- **Given task**
Repeat the records verbatim and leave the pictures out of your copy.

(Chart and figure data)

══════════

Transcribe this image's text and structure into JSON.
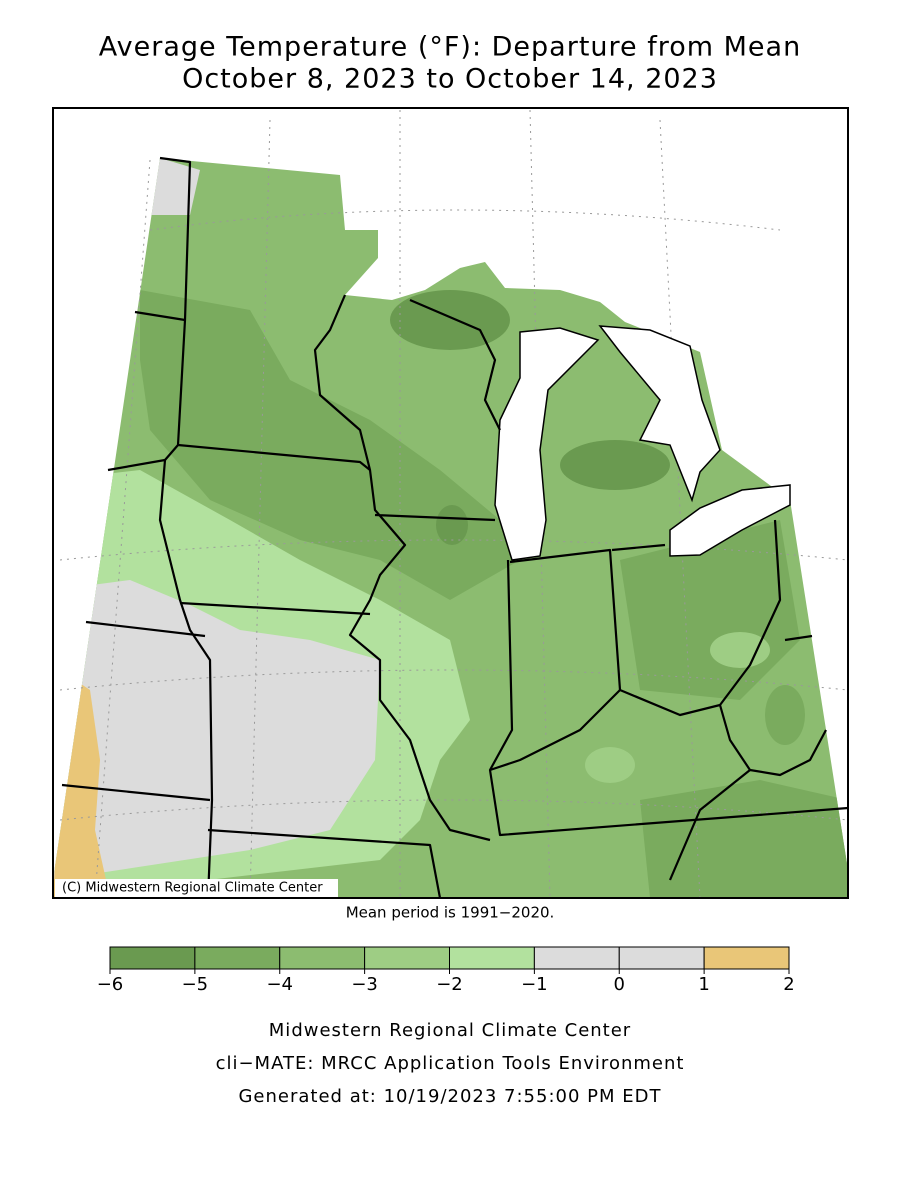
{
  "header": {
    "title": "Average Temperature (°F): Departure from Mean",
    "subtitle": "October 8, 2023 to October 14, 2023"
  },
  "map": {
    "credit": "(C) Midwestern Regional Climate Center",
    "note": "Mean period is 1991−2020."
  },
  "colorbar": {
    "ticks": [
      {
        "value": -6,
        "label": "−6"
      },
      {
        "value": -5,
        "label": "−5"
      },
      {
        "value": -4,
        "label": "−4"
      },
      {
        "value": -3,
        "label": "−3"
      },
      {
        "value": -2,
        "label": "−2"
      },
      {
        "value": -1,
        "label": "−1"
      },
      0,
      1,
      2
    ],
    "colors": [
      "#6a9a50",
      "#7aab5e",
      "#8cbc70",
      "#9ecd84",
      "#b2e19e",
      "#dcdcdc",
      "#dcdcdc",
      "#e9c678"
    ]
  },
  "footer": {
    "lines": [
      "Midwestern Regional Climate Center",
      "cli−MATE: MRCC Application Tools Environment",
      "Generated at: 10/19/2023 7:55:00 PM EDT"
    ]
  }
}
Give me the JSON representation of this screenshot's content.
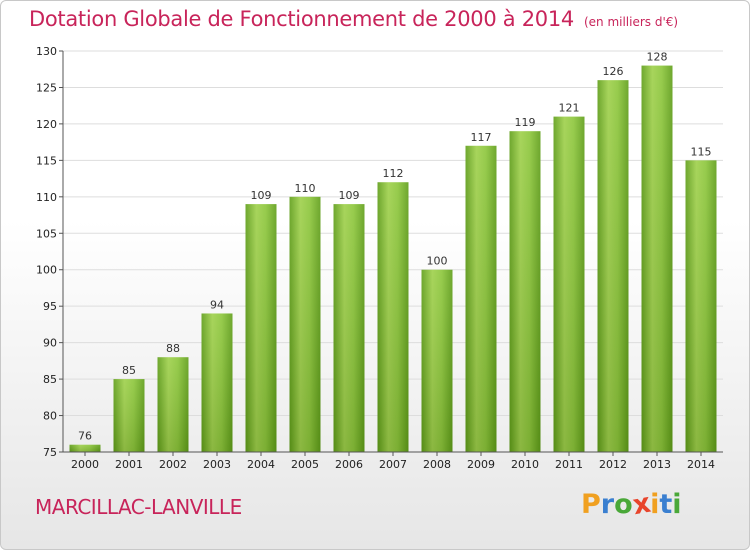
{
  "chart_data": {
    "type": "bar",
    "title": "Dotation Globale de Fonctionnement de 2000 à 2014",
    "subtitle": "(en milliers d'€)",
    "categories": [
      "2000",
      "2001",
      "2002",
      "2003",
      "2004",
      "2005",
      "2006",
      "2007",
      "2008",
      "2009",
      "2010",
      "2011",
      "2012",
      "2013",
      "2014"
    ],
    "values": [
      76,
      85,
      88,
      94,
      109,
      110,
      109,
      112,
      100,
      117,
      119,
      121,
      126,
      128,
      115
    ],
    "ylim": [
      75,
      130
    ],
    "yticks": [
      "75",
      "80",
      "85",
      "90",
      "95",
      "100",
      "105",
      "110",
      "115",
      "120",
      "125",
      "130"
    ],
    "grid": true,
    "bar_color": "#7cbf2e",
    "bar_color_light": "#9ed04a",
    "bar_color_dark": "#5f9e18"
  },
  "footer": {
    "commune": "MARCILLAC-LANVILLE",
    "logo": {
      "letters": [
        "P",
        "r",
        "o",
        "x",
        "i",
        "t",
        "i"
      ],
      "colors": [
        "#f0a020",
        "#3a7fd0",
        "#49a838",
        "#e8452c",
        "#f0a020",
        "#3a7fd0",
        "#49a838"
      ]
    }
  },
  "colors": {
    "title": "#c8245a",
    "grid": "#dddddd",
    "axis": "#555555"
  }
}
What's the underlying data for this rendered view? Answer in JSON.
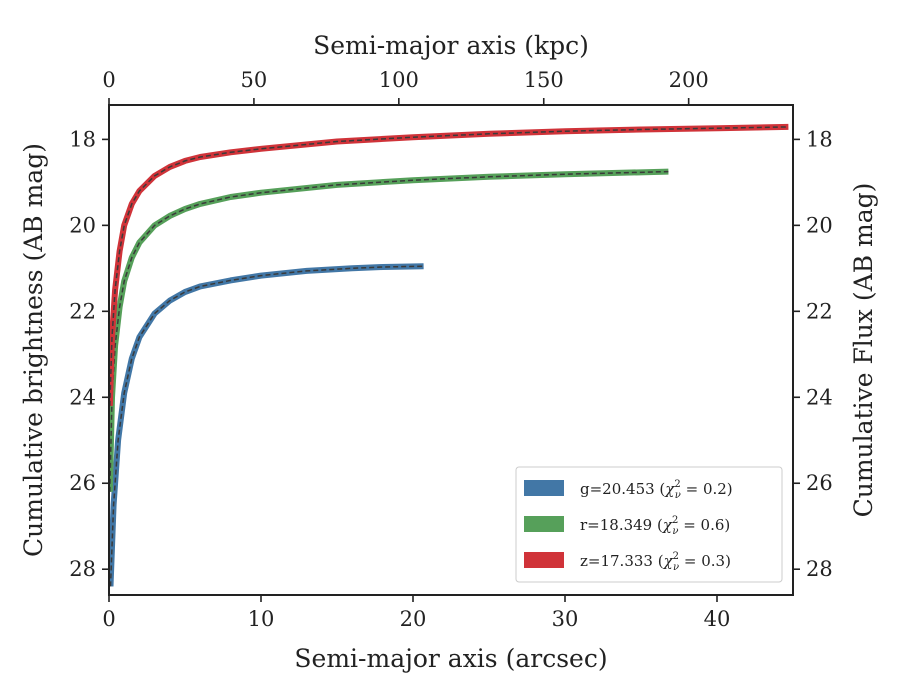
{
  "chart_data": {
    "type": "line",
    "title": "",
    "xlabel": "Semi-major axis (arcsec)",
    "xlabel_top": "Semi-major axis (kpc)",
    "ylabel": "Cumulative brightness (AB mag)",
    "ylabel_right": "Cumulative Flux (AB mag)",
    "xlim": [
      0,
      45
    ],
    "xlim_top": [
      0,
      236
    ],
    "ylim": [
      28.6,
      17.2
    ],
    "y_inverted": true,
    "x_ticks": [
      0,
      10,
      20,
      30,
      40
    ],
    "x_ticks_top": [
      0,
      50,
      100,
      150,
      200
    ],
    "y_ticks": [
      18,
      20,
      22,
      24,
      26,
      28
    ],
    "grid": false,
    "legend_position": "lower-right",
    "series": [
      {
        "name": "g=20.453 (χ²_ν = 0.2)",
        "legend": {
          "prefix": "g=20.453 (",
          "chi": "χ",
          "sup": "2",
          "sub": "ν",
          "suffix": " = 0.2)"
        },
        "color": "#4277a6",
        "x": [
          0.1,
          0.3,
          0.6,
          1.0,
          1.5,
          2,
          3,
          4,
          5,
          6,
          8,
          10,
          13,
          16,
          18,
          20.7
        ],
        "y": [
          28.4,
          26.5,
          25.0,
          23.9,
          23.1,
          22.6,
          22.05,
          21.75,
          21.55,
          21.42,
          21.28,
          21.17,
          21.06,
          21.0,
          20.97,
          20.95
        ]
      },
      {
        "name": "r=18.349 (χ²_ν = 0.6)",
        "legend": {
          "prefix": "r=18.349 (",
          "chi": "χ",
          "sup": "2",
          "sub": "ν",
          "suffix": " = 0.6)"
        },
        "color": "#56a05a",
        "x": [
          0.05,
          0.2,
          0.4,
          0.7,
          1.0,
          1.5,
          2,
          3,
          4,
          5,
          6,
          8,
          10,
          15,
          20,
          25,
          30,
          36.8
        ],
        "y": [
          26.2,
          24.0,
          22.8,
          21.9,
          21.3,
          20.75,
          20.4,
          20.0,
          19.78,
          19.62,
          19.5,
          19.34,
          19.24,
          19.06,
          18.95,
          18.87,
          18.81,
          18.75
        ]
      },
      {
        "name": "z=17.333 (χ²_ν = 0.3)",
        "legend": {
          "prefix": "z=17.333 (",
          "chi": "χ",
          "sup": "2",
          "sub": "ν",
          "suffix": " = 0.3)"
        },
        "color": "#d03339",
        "x": [
          0.05,
          0.2,
          0.4,
          0.7,
          1.0,
          1.5,
          2,
          3,
          4,
          5,
          6,
          8,
          10,
          15,
          20,
          25,
          30,
          35,
          40,
          44.7
        ],
        "y": [
          24.2,
          22.6,
          21.5,
          20.6,
          20.0,
          19.5,
          19.2,
          18.85,
          18.64,
          18.5,
          18.41,
          18.3,
          18.22,
          18.05,
          17.95,
          17.87,
          17.81,
          17.77,
          17.74,
          17.71
        ]
      }
    ]
  }
}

══════════

- **Output of the task**
Transcribe this image's text and structure into JSON.
{
  "header": {
    "title": "Average Temperature (°F): Departure from Mean",
    "subtitle": "October 8, 2023 to October 14, 2023"
  },
  "map": {
    "credit": "(C) Midwestern Regional Climate Center",
    "note": "Mean period is 1991−2020."
  },
  "colorbar": {
    "ticks": [
      {
        "value": -6,
        "label": "−6"
      },
      {
        "value": -5,
        "label": "−5"
      },
      {
        "value": -4,
        "label": "−4"
      },
      {
        "value": -3,
        "label": "−3"
      },
      {
        "value": -2,
        "label": "−2"
      },
      {
        "value": -1,
        "label": "−1"
      },
      0,
      1,
      2
    ],
    "colors": [
      "#6a9a50",
      "#7aab5e",
      "#8cbc70",
      "#9ecd84",
      "#b2e19e",
      "#dcdcdc",
      "#dcdcdc",
      "#e9c678"
    ]
  },
  "footer": {
    "lines": [
      "Midwestern Regional Climate Center",
      "cli−MATE: MRCC Application Tools Environment",
      "Generated at: 10/19/2023 7:55:00 PM EDT"
    ]
  }
}
Give me the JSON representation of this screenshot's content.
{
  "chart_data": {
    "type": "bar",
    "title": "Dotation Globale de Fonctionnement de 2000 à 2014",
    "subtitle": "(en milliers d'€)",
    "categories": [
      "2000",
      "2001",
      "2002",
      "2003",
      "2004",
      "2005",
      "2006",
      "2007",
      "2008",
      "2009",
      "2010",
      "2011",
      "2012",
      "2013",
      "2014"
    ],
    "values": [
      76,
      85,
      88,
      94,
      109,
      110,
      109,
      112,
      100,
      117,
      119,
      121,
      126,
      128,
      115
    ],
    "ylim": [
      75,
      130
    ],
    "yticks": [
      "75",
      "80",
      "85",
      "90",
      "95",
      "100",
      "105",
      "110",
      "115",
      "120",
      "125",
      "130"
    ],
    "grid": true,
    "bar_color": "#7cbf2e",
    "bar_color_light": "#9ed04a",
    "bar_color_dark": "#5f9e18"
  },
  "footer": {
    "commune": "MARCILLAC-LANVILLE",
    "logo": {
      "letters": [
        "P",
        "r",
        "o",
        "x",
        "i",
        "t",
        "i"
      ],
      "colors": [
        "#f0a020",
        "#3a7fd0",
        "#49a838",
        "#e8452c",
        "#f0a020",
        "#3a7fd0",
        "#49a838"
      ]
    }
  },
  "colors": {
    "title": "#c8245a",
    "grid": "#dddddd",
    "axis": "#555555"
  }
}
What's the underlying data for this rendered view? Answer in JSON.
{
  "chart_data": {
    "type": "line",
    "title": "",
    "xlabel": "Semi-major axis (arcsec)",
    "xlabel_top": "Semi-major axis (kpc)",
    "ylabel": "Cumulative brightness (AB mag)",
    "ylabel_right": "Cumulative Flux (AB mag)",
    "xlim": [
      0,
      45
    ],
    "xlim_top": [
      0,
      236
    ],
    "ylim": [
      28.6,
      17.2
    ],
    "y_inverted": true,
    "x_ticks": [
      0,
      10,
      20,
      30,
      40
    ],
    "x_ticks_top": [
      0,
      50,
      100,
      150,
      200
    ],
    "y_ticks": [
      18,
      20,
      22,
      24,
      26,
      28
    ],
    "grid": false,
    "legend_position": "lower-right",
    "series": [
      {
        "name": "g=20.453 (χ²_ν = 0.2)",
        "legend": {
          "prefix": "g=20.453 (",
          "chi": "χ",
          "sup": "2",
          "sub": "ν",
          "suffix": " = 0.2)"
        },
        "color": "#4277a6",
        "x": [
          0.1,
          0.3,
          0.6,
          1.0,
          1.5,
          2,
          3,
          4,
          5,
          6,
          8,
          10,
          13,
          16,
          18,
          20.7
        ],
        "y": [
          28.4,
          26.5,
          25.0,
          23.9,
          23.1,
          22.6,
          22.05,
          21.75,
          21.55,
          21.42,
          21.28,
          21.17,
          21.06,
          21.0,
          20.97,
          20.95
        ]
      },
      {
        "name": "r=18.349 (χ²_ν = 0.6)",
        "legend": {
          "prefix": "r=18.349 (",
          "chi": "χ",
          "sup": "2",
          "sub": "ν",
          "suffix": " = 0.6)"
        },
        "color": "#56a05a",
        "x": [
          0.05,
          0.2,
          0.4,
          0.7,
          1.0,
          1.5,
          2,
          3,
          4,
          5,
          6,
          8,
          10,
          15,
          20,
          25,
          30,
          36.8
        ],
        "y": [
          26.2,
          24.0,
          22.8,
          21.9,
          21.3,
          20.75,
          20.4,
          20.0,
          19.78,
          19.62,
          19.5,
          19.34,
          19.24,
          19.06,
          18.95,
          18.87,
          18.81,
          18.75
        ]
      },
      {
        "name": "z=17.333 (χ²_ν = 0.3)",
        "legend": {
          "prefix": "z=17.333 (",
          "chi": "χ",
          "sup": "2",
          "sub": "ν",
          "suffix": " = 0.3)"
        },
        "color": "#d03339",
        "x": [
          0.05,
          0.2,
          0.4,
          0.7,
          1.0,
          1.5,
          2,
          3,
          4,
          5,
          6,
          8,
          10,
          15,
          20,
          25,
          30,
          35,
          40,
          44.7
        ],
        "y": [
          24.2,
          22.6,
          21.5,
          20.6,
          20.0,
          19.5,
          19.2,
          18.85,
          18.64,
          18.5,
          18.41,
          18.3,
          18.22,
          18.05,
          17.95,
          17.87,
          17.81,
          17.77,
          17.74,
          17.71
        ]
      }
    ]
  }
}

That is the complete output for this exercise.